GOAL:
Copy each line of the records that contains the word "text".

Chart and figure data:
[start]
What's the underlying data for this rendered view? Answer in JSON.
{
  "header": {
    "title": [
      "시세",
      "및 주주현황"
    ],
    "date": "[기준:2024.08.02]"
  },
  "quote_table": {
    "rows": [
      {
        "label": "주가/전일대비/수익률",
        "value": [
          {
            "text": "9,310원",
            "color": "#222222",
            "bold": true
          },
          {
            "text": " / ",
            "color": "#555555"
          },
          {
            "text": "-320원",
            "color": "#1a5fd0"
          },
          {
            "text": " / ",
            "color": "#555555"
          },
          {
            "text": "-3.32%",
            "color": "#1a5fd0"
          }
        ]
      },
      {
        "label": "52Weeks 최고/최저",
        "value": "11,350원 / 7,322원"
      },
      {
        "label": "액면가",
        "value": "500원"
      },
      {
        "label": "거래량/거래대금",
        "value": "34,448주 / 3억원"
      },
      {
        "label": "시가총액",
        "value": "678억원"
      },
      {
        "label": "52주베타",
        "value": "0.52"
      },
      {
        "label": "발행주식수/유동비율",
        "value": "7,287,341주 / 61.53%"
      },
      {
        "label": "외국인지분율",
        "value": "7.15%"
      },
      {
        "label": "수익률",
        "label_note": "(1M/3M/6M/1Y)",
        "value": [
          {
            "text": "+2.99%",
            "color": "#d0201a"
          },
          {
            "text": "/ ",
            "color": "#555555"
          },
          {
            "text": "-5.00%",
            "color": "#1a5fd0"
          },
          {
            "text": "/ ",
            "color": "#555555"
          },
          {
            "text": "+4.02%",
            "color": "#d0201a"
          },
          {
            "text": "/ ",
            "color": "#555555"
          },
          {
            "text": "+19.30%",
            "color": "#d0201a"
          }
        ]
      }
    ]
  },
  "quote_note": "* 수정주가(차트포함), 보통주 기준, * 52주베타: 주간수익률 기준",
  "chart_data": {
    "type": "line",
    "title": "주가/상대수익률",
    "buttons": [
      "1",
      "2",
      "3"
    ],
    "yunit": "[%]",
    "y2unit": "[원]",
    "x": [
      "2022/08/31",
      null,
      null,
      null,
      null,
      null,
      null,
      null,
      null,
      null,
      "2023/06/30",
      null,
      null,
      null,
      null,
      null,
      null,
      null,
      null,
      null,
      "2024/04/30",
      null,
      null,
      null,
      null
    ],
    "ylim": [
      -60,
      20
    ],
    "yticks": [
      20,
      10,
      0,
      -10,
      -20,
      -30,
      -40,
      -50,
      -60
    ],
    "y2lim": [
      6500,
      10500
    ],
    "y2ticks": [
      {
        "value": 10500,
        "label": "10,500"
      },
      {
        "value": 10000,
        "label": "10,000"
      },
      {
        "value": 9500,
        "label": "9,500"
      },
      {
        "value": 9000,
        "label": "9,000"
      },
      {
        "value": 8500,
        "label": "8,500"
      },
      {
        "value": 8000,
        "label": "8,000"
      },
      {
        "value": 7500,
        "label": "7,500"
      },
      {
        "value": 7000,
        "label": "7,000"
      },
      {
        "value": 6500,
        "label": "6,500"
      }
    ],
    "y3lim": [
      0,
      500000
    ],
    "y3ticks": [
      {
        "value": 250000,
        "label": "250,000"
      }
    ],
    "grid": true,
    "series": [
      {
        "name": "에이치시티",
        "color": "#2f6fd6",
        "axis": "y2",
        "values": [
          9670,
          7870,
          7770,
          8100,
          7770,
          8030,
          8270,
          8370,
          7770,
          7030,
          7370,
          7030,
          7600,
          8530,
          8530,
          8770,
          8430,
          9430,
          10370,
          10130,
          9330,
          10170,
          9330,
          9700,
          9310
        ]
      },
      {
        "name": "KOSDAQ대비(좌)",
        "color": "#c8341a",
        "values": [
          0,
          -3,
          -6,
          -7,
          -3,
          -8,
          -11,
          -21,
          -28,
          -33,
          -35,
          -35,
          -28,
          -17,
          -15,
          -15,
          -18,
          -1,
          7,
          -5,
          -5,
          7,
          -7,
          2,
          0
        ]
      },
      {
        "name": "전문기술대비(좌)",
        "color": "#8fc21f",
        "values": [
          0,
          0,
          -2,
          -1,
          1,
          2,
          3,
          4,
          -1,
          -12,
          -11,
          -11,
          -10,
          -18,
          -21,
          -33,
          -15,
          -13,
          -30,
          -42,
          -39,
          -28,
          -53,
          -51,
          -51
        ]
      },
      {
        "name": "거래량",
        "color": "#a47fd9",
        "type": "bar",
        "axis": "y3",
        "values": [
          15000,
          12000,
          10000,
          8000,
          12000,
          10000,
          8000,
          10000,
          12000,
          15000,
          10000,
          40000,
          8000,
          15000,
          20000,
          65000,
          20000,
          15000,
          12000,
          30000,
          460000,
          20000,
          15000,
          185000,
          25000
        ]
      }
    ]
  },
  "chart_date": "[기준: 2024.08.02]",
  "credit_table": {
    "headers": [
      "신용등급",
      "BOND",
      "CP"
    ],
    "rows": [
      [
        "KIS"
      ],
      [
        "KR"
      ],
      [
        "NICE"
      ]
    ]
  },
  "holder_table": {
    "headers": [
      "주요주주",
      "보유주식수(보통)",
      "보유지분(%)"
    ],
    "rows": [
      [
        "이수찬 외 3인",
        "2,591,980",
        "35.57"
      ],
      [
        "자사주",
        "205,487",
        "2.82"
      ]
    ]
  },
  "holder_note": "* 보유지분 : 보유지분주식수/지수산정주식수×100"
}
[end]
WRITTEN SOLUTION:
            "text": "9,310원",
            "text": " / ",
            "text": "-320원",
            "text": " / ",
            "text": "-3.32%",
            "text": "+2.99%",
            "text": "/ ",
            "text": "-5.00%",
            "text": "/ ",
            "text": "+4.02%",
            "text": "/ ",
            "text": "+19.30%",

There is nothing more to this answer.